### What is expected
Search the data below for "生活垃圾无害化处置量"; list each line that holds it.

Records excerpted from a collection:
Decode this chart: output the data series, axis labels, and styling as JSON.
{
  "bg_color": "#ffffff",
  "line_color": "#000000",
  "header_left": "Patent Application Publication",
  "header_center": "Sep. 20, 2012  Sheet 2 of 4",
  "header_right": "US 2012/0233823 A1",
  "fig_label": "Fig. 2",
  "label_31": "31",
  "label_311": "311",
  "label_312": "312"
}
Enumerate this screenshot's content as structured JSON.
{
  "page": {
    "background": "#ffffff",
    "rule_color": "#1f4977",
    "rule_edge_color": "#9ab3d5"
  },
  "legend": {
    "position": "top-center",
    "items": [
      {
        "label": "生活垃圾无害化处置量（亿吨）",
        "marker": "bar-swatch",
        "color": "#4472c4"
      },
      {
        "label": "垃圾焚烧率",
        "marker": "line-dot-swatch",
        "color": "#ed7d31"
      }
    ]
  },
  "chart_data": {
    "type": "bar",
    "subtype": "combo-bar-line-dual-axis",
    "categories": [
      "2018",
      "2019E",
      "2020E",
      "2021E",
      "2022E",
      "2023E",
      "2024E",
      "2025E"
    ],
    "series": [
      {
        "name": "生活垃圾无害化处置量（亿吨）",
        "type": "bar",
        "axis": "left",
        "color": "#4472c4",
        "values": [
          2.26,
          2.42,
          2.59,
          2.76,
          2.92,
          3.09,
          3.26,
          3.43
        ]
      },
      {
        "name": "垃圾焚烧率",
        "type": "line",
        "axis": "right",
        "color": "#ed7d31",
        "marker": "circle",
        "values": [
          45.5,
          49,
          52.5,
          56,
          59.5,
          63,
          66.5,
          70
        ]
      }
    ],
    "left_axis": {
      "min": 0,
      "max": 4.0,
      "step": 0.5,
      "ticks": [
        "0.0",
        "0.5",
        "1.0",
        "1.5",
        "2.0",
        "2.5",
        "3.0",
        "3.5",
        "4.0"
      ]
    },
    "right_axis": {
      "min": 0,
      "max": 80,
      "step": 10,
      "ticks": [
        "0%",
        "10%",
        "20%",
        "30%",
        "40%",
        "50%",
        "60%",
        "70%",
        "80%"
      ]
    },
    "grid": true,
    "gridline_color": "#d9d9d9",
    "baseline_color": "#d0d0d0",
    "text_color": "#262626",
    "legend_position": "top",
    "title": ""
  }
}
* * *
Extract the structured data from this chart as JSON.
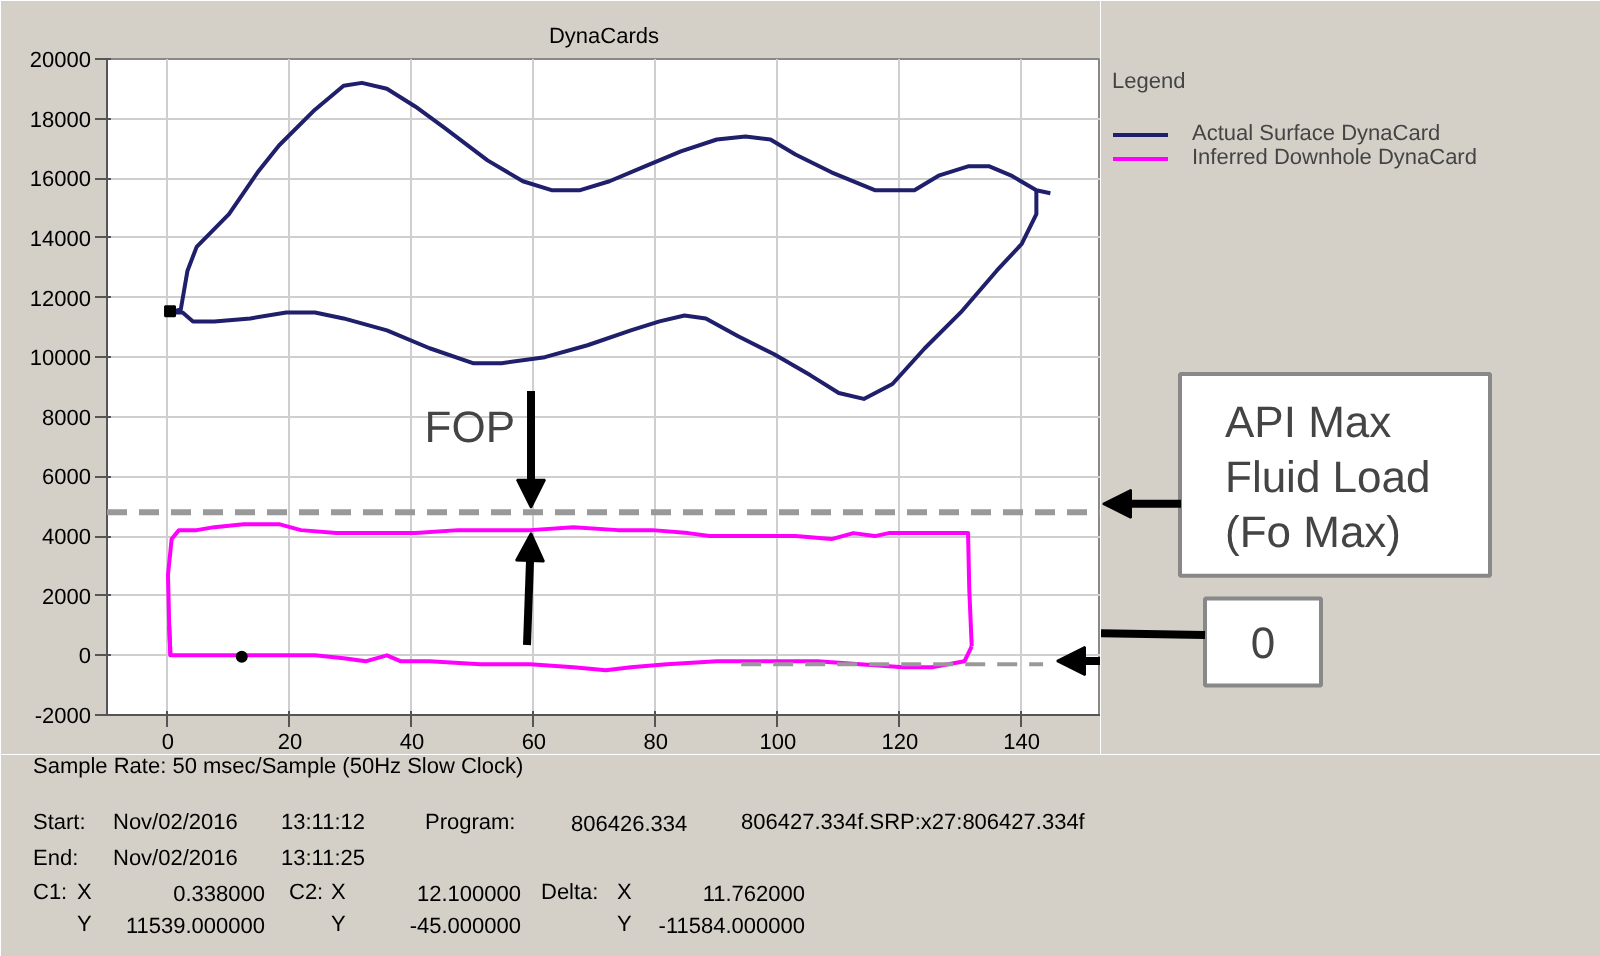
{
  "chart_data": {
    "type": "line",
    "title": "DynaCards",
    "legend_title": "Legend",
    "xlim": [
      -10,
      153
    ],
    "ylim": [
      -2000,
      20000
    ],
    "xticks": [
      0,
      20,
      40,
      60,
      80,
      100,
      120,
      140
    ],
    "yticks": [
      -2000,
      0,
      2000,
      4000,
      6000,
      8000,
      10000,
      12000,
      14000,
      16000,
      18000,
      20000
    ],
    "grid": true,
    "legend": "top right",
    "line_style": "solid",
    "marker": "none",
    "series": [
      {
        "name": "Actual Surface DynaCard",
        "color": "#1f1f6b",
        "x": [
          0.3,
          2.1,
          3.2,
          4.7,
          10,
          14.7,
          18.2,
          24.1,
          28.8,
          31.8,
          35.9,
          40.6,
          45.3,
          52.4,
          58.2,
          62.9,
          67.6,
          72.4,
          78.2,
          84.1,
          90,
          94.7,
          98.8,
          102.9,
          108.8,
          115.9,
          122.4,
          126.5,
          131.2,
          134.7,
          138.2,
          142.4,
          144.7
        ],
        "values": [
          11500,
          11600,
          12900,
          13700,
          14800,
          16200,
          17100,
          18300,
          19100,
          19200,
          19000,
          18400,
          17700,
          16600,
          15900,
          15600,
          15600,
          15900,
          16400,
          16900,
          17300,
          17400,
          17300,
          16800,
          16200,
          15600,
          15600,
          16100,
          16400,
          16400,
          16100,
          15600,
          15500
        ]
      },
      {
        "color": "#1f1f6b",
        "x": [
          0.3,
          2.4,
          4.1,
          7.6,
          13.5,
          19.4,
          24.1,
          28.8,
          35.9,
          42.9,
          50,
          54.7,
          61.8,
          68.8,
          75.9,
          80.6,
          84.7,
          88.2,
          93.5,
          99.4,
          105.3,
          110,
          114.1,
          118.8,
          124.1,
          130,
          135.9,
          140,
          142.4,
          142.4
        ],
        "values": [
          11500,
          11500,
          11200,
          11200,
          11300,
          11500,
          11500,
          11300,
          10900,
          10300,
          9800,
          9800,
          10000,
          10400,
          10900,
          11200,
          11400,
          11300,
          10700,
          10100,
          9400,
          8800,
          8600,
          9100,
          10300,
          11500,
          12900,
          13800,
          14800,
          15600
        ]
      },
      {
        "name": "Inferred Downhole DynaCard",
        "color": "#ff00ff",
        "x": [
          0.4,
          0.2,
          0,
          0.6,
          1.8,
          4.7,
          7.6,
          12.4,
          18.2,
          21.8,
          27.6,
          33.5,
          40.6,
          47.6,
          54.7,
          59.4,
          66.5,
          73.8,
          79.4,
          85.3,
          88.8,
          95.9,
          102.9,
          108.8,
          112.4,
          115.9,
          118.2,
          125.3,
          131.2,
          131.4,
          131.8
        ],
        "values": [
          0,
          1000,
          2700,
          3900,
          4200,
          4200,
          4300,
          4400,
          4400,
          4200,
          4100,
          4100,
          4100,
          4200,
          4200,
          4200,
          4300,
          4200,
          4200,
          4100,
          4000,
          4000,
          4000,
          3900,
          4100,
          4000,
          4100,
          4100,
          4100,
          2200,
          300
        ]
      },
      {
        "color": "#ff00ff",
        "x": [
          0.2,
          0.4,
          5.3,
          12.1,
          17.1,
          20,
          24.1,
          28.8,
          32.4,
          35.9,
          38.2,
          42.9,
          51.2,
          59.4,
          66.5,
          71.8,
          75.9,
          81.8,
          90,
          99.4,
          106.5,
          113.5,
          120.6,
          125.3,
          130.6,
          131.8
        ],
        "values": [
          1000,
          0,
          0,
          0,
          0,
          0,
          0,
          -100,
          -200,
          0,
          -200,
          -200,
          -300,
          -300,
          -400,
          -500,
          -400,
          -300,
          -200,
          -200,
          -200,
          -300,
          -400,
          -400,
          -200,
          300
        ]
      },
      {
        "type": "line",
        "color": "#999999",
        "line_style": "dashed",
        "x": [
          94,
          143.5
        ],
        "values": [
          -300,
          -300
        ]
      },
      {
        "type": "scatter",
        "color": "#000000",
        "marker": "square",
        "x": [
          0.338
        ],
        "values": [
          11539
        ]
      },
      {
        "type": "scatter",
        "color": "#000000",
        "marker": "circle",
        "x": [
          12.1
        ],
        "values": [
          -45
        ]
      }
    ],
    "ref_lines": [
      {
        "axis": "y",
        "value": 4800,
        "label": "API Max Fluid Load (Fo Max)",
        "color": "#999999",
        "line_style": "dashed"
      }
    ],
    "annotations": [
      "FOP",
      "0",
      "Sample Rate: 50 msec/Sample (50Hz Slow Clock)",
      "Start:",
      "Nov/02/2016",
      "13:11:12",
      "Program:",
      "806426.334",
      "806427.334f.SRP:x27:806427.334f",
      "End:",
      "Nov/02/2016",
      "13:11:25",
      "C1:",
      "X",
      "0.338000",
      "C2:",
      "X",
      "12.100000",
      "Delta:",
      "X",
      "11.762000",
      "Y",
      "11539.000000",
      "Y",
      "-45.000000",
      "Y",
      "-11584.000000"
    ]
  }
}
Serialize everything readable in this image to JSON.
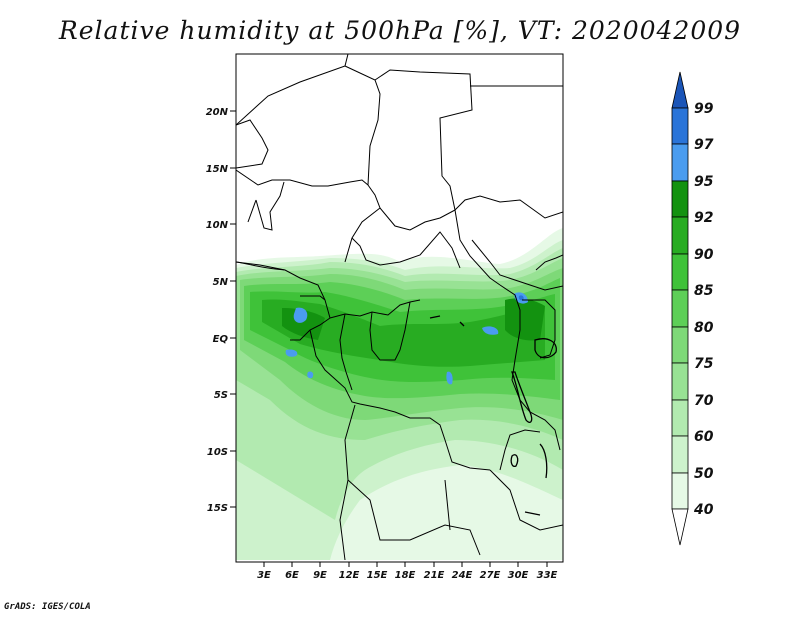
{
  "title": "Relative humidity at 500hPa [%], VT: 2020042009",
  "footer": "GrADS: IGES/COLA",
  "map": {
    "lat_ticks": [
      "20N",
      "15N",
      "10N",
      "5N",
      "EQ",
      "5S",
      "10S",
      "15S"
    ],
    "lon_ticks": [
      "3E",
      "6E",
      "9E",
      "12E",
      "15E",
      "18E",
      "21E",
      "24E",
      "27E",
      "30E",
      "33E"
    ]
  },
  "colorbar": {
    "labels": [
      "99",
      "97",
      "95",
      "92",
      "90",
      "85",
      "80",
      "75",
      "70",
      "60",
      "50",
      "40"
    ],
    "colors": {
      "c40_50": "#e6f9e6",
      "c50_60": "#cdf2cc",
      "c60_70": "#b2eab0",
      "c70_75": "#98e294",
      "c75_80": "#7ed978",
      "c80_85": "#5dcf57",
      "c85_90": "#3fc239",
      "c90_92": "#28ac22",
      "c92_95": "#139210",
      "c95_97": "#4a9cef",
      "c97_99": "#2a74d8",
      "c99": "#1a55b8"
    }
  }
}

### Output below
        "label": "生活垃圾无害化处置量（亿吨）",
        "name": "生活垃圾无害化处置量（亿吨）",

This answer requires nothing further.